## Directive
Search the listing below for the string "background" and show each line that contains it.

START Information given

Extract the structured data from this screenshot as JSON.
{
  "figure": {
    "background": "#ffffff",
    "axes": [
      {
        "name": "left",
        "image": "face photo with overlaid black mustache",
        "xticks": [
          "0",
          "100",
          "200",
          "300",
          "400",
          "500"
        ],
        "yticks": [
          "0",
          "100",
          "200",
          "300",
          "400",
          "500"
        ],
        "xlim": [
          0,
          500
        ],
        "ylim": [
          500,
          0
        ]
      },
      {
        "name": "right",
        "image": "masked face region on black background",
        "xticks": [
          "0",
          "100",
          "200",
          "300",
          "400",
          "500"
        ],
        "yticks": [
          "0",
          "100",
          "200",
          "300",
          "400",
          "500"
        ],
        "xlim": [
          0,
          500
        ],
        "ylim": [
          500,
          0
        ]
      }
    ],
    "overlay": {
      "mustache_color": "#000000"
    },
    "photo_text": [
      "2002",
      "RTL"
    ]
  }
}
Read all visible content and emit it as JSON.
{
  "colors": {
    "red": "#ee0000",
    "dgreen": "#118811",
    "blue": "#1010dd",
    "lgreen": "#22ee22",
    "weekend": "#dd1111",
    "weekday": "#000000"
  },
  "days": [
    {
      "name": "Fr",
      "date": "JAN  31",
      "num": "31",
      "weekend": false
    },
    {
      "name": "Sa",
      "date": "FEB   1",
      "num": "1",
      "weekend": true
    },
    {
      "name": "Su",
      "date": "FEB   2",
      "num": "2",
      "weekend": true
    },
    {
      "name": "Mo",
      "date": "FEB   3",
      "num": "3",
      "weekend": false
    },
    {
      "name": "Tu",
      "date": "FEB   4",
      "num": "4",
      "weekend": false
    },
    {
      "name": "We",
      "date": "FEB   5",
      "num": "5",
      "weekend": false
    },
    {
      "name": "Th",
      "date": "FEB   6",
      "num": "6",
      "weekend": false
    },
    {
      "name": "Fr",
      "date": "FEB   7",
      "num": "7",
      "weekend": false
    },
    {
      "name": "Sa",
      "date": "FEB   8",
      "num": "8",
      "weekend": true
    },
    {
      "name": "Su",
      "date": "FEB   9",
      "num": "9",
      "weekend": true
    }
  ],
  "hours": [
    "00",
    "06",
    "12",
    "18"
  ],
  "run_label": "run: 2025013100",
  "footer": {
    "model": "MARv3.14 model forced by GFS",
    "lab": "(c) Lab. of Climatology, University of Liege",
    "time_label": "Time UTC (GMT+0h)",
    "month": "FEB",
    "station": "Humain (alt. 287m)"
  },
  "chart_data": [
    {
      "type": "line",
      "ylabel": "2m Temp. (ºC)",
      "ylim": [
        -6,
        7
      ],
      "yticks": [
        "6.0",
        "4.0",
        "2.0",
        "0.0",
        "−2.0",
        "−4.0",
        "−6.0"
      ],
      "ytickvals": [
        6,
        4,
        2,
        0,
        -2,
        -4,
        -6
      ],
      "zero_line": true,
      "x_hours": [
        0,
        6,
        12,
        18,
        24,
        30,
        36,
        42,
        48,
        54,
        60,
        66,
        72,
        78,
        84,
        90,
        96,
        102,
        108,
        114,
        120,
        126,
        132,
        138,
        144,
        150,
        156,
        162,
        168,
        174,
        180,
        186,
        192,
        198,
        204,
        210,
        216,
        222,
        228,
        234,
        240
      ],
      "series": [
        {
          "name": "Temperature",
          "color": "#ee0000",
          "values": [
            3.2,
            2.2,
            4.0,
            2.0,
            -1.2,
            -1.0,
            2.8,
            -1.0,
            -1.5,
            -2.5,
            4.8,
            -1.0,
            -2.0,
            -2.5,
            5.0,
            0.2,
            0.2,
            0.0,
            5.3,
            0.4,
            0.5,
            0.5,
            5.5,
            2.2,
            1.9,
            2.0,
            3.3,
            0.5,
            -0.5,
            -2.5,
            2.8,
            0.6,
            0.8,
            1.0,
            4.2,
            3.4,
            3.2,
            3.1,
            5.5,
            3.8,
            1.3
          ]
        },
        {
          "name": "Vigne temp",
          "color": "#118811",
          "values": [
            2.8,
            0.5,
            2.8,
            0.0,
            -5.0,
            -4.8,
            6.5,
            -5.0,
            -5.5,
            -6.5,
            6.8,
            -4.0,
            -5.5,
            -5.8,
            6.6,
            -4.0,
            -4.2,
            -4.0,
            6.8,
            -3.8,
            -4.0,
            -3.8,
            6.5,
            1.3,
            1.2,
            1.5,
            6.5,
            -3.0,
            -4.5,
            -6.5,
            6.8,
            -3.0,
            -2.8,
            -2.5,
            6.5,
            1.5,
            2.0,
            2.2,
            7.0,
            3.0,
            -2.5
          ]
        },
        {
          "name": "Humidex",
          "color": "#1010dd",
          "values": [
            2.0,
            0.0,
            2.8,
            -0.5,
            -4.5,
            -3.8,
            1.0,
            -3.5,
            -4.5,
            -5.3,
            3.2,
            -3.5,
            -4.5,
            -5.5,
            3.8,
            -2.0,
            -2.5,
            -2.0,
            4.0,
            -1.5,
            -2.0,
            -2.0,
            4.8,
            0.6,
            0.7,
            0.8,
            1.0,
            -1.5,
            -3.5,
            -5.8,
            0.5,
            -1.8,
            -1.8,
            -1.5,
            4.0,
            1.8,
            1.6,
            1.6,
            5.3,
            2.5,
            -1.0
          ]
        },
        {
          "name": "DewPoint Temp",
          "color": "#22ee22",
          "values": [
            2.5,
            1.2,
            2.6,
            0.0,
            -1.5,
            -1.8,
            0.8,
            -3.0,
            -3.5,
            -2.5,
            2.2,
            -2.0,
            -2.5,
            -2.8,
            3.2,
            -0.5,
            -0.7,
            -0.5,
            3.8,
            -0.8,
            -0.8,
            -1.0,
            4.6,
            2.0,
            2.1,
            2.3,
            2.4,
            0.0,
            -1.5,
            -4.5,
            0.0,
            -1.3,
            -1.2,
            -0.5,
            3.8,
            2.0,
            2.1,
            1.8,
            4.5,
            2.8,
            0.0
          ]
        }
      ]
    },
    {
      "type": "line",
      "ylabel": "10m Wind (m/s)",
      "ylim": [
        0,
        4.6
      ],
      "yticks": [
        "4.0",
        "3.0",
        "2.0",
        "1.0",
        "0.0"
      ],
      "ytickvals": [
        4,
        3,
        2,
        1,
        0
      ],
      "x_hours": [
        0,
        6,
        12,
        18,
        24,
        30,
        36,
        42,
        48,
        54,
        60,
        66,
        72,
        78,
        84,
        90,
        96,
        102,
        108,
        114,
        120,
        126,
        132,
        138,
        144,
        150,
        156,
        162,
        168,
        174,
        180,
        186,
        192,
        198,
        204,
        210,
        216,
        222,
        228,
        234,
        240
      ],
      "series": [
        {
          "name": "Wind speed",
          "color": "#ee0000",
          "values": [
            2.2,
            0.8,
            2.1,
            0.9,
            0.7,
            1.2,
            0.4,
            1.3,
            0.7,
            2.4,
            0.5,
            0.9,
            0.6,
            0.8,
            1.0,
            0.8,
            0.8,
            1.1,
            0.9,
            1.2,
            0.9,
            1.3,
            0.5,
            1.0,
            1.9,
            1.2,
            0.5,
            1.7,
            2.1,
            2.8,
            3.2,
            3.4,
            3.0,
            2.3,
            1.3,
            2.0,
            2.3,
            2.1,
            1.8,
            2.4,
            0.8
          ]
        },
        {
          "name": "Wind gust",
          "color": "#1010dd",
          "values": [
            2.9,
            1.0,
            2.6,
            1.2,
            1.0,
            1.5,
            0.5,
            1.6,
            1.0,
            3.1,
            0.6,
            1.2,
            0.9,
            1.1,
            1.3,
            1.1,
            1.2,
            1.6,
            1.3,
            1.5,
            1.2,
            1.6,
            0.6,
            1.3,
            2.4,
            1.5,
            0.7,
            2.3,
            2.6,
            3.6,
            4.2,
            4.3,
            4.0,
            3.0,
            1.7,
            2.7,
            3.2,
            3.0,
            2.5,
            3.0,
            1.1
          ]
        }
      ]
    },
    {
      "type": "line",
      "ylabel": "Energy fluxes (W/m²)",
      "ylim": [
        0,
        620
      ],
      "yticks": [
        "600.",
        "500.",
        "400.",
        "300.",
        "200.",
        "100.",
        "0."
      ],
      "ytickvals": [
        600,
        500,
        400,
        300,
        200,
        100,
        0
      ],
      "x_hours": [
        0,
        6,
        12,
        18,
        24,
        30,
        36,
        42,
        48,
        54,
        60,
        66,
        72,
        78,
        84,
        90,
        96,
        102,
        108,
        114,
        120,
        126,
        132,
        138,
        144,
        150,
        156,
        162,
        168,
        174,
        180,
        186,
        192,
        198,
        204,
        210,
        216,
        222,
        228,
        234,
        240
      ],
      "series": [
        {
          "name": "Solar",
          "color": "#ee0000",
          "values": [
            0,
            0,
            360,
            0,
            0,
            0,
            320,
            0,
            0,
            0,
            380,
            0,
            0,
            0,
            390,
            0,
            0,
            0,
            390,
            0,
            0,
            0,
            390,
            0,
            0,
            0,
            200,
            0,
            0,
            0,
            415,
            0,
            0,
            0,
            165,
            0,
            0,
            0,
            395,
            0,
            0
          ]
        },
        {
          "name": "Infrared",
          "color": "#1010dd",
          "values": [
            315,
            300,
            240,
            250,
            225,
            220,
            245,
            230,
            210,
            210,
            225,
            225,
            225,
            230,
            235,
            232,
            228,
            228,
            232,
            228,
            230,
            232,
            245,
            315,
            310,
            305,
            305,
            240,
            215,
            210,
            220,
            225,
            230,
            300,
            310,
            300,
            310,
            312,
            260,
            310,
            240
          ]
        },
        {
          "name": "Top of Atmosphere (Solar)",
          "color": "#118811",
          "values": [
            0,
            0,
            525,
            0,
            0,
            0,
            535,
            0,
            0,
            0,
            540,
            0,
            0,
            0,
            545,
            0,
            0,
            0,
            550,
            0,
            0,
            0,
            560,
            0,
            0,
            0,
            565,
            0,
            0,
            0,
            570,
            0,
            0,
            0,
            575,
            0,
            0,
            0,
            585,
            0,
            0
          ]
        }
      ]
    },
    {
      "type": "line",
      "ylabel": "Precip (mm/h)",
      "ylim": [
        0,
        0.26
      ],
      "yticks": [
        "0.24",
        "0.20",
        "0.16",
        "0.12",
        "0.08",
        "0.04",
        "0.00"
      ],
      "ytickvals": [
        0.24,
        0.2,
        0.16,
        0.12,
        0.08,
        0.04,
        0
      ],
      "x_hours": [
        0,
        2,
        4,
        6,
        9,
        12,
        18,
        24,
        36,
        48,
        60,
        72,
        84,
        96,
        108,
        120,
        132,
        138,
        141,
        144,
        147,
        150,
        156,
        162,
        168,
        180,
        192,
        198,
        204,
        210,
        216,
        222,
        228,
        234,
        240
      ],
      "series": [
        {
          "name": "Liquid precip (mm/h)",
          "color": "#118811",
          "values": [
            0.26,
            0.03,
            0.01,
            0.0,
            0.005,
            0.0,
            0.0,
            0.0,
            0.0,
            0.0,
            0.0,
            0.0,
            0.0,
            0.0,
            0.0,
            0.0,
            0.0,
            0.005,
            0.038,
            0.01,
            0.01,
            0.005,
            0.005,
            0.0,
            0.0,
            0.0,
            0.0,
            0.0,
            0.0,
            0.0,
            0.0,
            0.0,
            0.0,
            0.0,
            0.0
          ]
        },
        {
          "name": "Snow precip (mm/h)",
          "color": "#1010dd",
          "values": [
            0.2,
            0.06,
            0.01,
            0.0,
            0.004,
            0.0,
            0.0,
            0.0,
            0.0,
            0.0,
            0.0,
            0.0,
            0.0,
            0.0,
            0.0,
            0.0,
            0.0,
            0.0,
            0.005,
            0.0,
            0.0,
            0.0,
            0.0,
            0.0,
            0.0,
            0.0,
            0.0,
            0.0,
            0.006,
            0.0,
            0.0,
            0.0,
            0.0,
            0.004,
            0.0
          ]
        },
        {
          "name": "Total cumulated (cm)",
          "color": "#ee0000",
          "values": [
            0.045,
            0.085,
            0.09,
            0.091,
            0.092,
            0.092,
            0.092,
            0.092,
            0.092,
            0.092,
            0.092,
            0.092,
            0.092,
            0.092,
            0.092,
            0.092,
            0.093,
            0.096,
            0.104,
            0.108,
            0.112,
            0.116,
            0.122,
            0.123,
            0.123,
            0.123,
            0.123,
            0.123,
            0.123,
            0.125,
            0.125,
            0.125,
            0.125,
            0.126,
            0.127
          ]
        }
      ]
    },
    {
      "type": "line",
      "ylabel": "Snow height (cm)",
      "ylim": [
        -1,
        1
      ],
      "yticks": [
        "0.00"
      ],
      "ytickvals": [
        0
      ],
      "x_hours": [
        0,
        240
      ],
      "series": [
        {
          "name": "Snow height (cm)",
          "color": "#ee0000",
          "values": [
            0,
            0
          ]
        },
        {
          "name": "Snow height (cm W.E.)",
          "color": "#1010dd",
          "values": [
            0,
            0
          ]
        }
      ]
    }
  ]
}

END Information given

## Task response
    "background": "#ffffff",
        "image": "masked face region on black background",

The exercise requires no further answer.